DIRECTION
Extract every record, exactly as written, and ignore the pictures.

[Source records]
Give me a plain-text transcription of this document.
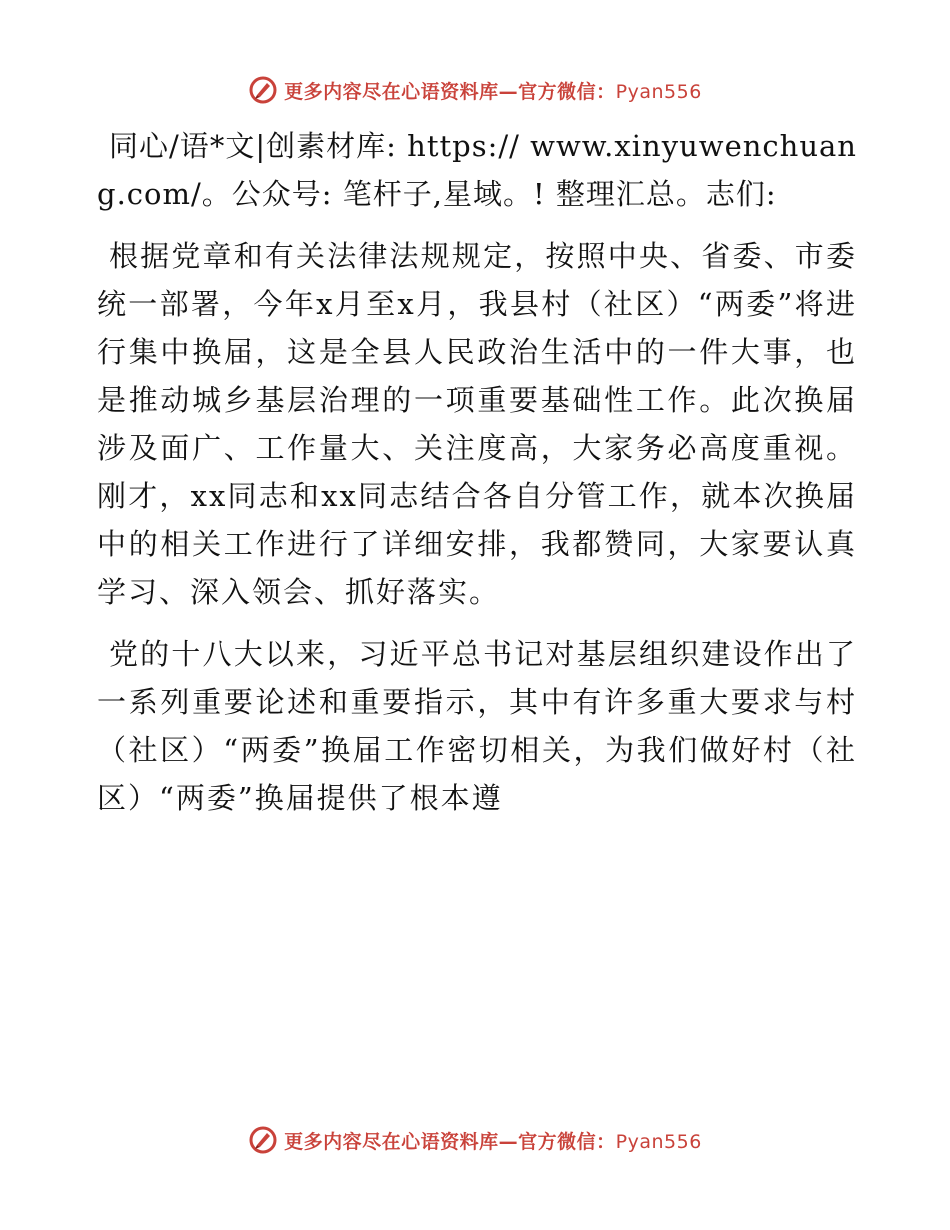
更多内容尽在心语资料库—官方微信：Pyan556

同心/语*文|创素材库: https:// www.xinyuwenchuang.com/。公众号: 笔杆子,星域。! 整理汇总。志们:

根据党章和有关法律法规规定，按照中央、省委、市委统一部署，今年x月至x月，我县村（社区）“两委”将进行集中换届，这是全县人民政治生活中的一件大事，也是推动城乡基层治理的一项重要基础性工作。此次换届涉及面广、工作量大、关注度高，大家务必高度重视。刚才，xx同志和xx同志结合各自分管工作，就本次换届中的相关工作进行了详细安排，我都赞同，大家要认真学习、深入领会、抓好落实。

党的十八大以来，习近平总书记对基层组织建设作出了一系列重要论述和重要指示，其中有许多重大要求与村（社区）“两委”换届工作密切相关，为我们做好村（社区）“两委”换届提供了根本遵

更多内容尽在心语资料库—官方微信：Pyan556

THE COMPLETED TASK
Give me a plain-text transcription of this document.
更多内容尽在心语资料库—官方微信：Pyan556

同心/语*文|创素材库: https:// www.xinyuwenchuang.com/。公众号: 笔杆子,星域。! 整理汇总。志们:

根据党章和有关法律法规规定，按照中央、省委、市委统一部署，今年x月至x月，我县村（社区）“两委”将进行集中换届，这是全县人民政治生活中的一件大事，也是推动城乡基层治理的一项重要基础性工作。此次换届涉及面广、工作量大、关注度高，大家务必高度重视。刚才，xx同志和xx同志结合各自分管工作，就本次换届中的相关工作进行了详细安排，我都赞同，大家要认真学习、深入领会、抓好落实。

党的十八大以来，习近平总书记对基层组织建设作出了一系列重要论述和重要指示，其中有许多重大要求与村（社区）“两委”换届工作密切相关，为我们做好村（社区）“两委”换届提供了根本遵

更多内容尽在心语资料库—官方微信：Pyan556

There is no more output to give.